TASK TO CARRY OUT
Print the records below exactly as they appear.
---+---
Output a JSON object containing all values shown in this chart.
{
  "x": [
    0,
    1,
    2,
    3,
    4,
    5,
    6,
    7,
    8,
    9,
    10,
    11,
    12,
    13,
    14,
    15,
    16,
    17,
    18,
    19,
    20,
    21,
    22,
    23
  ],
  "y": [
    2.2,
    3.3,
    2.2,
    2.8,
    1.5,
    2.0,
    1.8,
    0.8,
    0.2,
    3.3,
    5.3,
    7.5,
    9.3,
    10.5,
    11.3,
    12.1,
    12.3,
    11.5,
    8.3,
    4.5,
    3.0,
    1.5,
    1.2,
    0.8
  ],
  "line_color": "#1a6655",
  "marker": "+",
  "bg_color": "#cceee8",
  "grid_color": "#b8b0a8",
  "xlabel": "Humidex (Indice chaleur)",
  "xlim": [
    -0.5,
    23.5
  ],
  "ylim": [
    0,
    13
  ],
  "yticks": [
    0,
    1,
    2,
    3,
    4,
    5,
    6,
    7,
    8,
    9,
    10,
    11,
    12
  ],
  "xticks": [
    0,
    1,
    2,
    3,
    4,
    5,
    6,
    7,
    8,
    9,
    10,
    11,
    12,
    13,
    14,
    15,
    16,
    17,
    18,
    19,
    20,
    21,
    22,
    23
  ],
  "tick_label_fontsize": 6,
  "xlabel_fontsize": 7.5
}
---+---
ANSWER BELOW
Output a JSON object containing all values shown in this chart.
{
  "x": [
    0,
    1,
    2,
    3,
    4,
    5,
    6,
    7,
    8,
    9,
    10,
    11,
    12,
    13,
    14,
    15,
    16,
    17,
    18,
    19,
    20,
    21,
    22,
    23
  ],
  "y": [
    2.2,
    3.3,
    2.2,
    2.8,
    1.5,
    2.0,
    1.8,
    0.8,
    0.2,
    3.3,
    5.3,
    7.5,
    9.3,
    10.5,
    11.3,
    12.1,
    12.3,
    11.5,
    8.3,
    4.5,
    3.0,
    1.5,
    1.2,
    0.8
  ],
  "line_color": "#1a6655",
  "marker": "+",
  "bg_color": "#cceee8",
  "grid_color": "#b8b0a8",
  "xlabel": "Humidex (Indice chaleur)",
  "xlim": [
    -0.5,
    23.5
  ],
  "ylim": [
    0,
    13
  ],
  "yticks": [
    0,
    1,
    2,
    3,
    4,
    5,
    6,
    7,
    8,
    9,
    10,
    11,
    12
  ],
  "xticks": [
    0,
    1,
    2,
    3,
    4,
    5,
    6,
    7,
    8,
    9,
    10,
    11,
    12,
    13,
    14,
    15,
    16,
    17,
    18,
    19,
    20,
    21,
    22,
    23
  ],
  "tick_label_fontsize": 6,
  "xlabel_fontsize": 7.5
}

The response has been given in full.